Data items
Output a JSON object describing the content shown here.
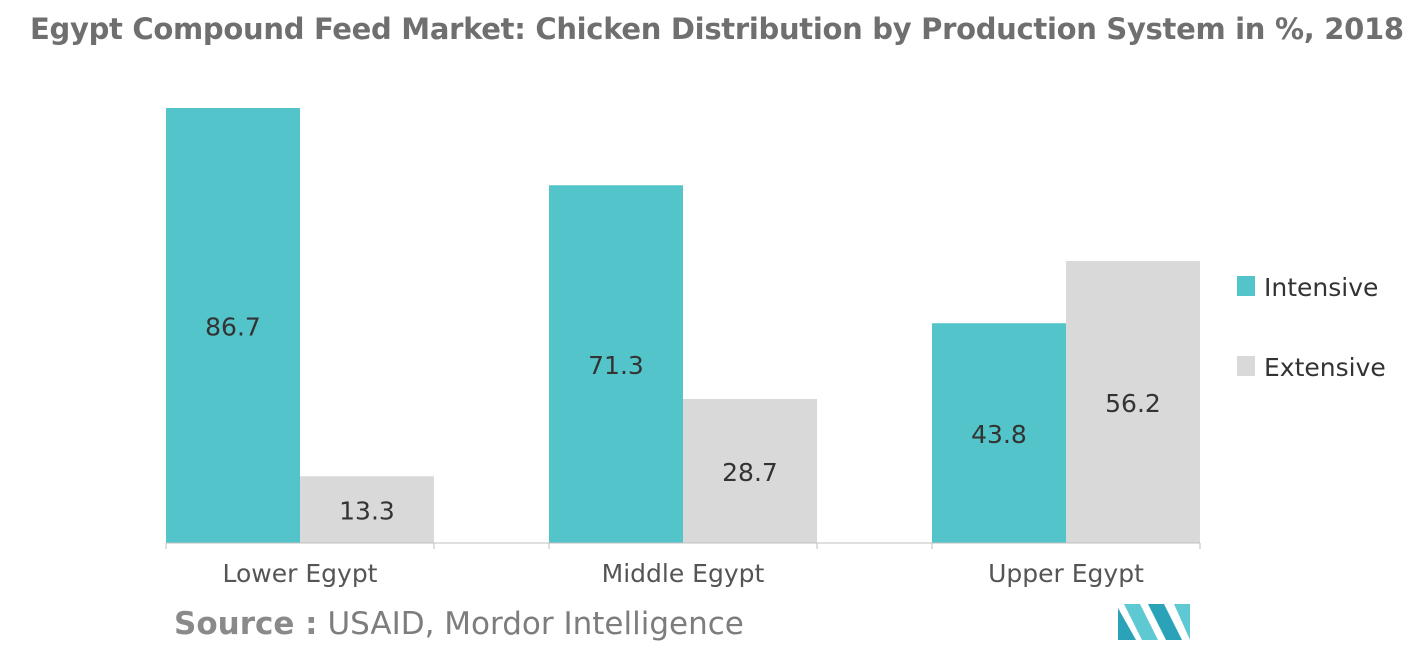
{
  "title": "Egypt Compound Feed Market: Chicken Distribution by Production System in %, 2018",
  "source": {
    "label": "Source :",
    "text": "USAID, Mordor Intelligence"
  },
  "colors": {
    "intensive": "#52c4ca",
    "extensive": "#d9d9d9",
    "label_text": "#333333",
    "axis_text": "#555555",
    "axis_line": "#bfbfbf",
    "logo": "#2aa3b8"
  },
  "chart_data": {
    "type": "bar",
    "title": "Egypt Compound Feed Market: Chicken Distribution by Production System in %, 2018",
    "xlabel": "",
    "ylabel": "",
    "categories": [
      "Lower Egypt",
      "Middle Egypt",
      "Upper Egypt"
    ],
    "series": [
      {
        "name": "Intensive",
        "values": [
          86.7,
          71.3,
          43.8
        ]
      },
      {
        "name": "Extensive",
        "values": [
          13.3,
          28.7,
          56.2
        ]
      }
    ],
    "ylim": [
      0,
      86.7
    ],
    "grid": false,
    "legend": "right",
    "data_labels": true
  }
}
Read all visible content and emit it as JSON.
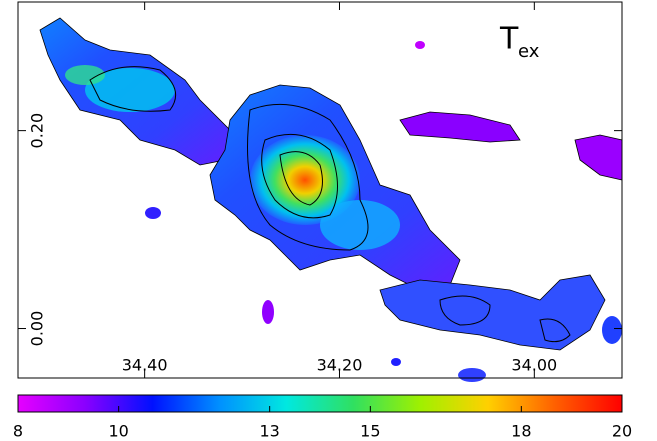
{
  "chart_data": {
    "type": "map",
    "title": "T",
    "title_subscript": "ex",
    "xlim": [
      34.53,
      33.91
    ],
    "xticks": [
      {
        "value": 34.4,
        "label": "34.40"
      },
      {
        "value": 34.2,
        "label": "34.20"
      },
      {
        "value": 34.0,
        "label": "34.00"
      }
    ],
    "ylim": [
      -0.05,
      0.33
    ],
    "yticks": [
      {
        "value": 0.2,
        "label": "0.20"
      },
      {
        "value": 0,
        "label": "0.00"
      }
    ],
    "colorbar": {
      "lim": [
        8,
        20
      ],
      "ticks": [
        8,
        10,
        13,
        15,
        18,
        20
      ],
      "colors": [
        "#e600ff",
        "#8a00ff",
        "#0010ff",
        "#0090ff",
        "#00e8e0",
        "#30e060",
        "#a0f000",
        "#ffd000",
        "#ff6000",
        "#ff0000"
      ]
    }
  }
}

__Objective__.
Repeat the records above exactly, leaving out the pictures.

__Solution to the exercise__.
Output a JSON object describing the content shown here.
{
  "title": "Egypt Compound Feed Market: Chicken Distribution by Production System in %, 2018",
  "source": {
    "label": "Source :",
    "text": "USAID, Mordor Intelligence"
  },
  "colors": {
    "intensive": "#52c4ca",
    "extensive": "#d9d9d9",
    "label_text": "#333333",
    "axis_text": "#555555",
    "axis_line": "#bfbfbf",
    "logo": "#2aa3b8"
  },
  "chart_data": {
    "type": "bar",
    "title": "Egypt Compound Feed Market: Chicken Distribution by Production System in %, 2018",
    "xlabel": "",
    "ylabel": "",
    "categories": [
      "Lower Egypt",
      "Middle Egypt",
      "Upper Egypt"
    ],
    "series": [
      {
        "name": "Intensive",
        "values": [
          86.7,
          71.3,
          43.8
        ]
      },
      {
        "name": "Extensive",
        "values": [
          13.3,
          28.7,
          56.2
        ]
      }
    ],
    "ylim": [
      0,
      86.7
    ],
    "grid": false,
    "legend": "right",
    "data_labels": true
  }
}
Read all visible content and emit it as JSON.
{
  "chart_data": {
    "type": "map",
    "title": "T",
    "title_subscript": "ex",
    "xlim": [
      34.53,
      33.91
    ],
    "xticks": [
      {
        "value": 34.4,
        "label": "34.40"
      },
      {
        "value": 34.2,
        "label": "34.20"
      },
      {
        "value": 34.0,
        "label": "34.00"
      }
    ],
    "ylim": [
      -0.05,
      0.33
    ],
    "yticks": [
      {
        "value": 0.2,
        "label": "0.20"
      },
      {
        "value": 0,
        "label": "0.00"
      }
    ],
    "colorbar": {
      "lim": [
        8,
        20
      ],
      "ticks": [
        8,
        10,
        13,
        15,
        18,
        20
      ],
      "colors": [
        "#e600ff",
        "#8a00ff",
        "#0010ff",
        "#0090ff",
        "#00e8e0",
        "#30e060",
        "#a0f000",
        "#ffd000",
        "#ff6000",
        "#ff0000"
      ]
    }
  }
}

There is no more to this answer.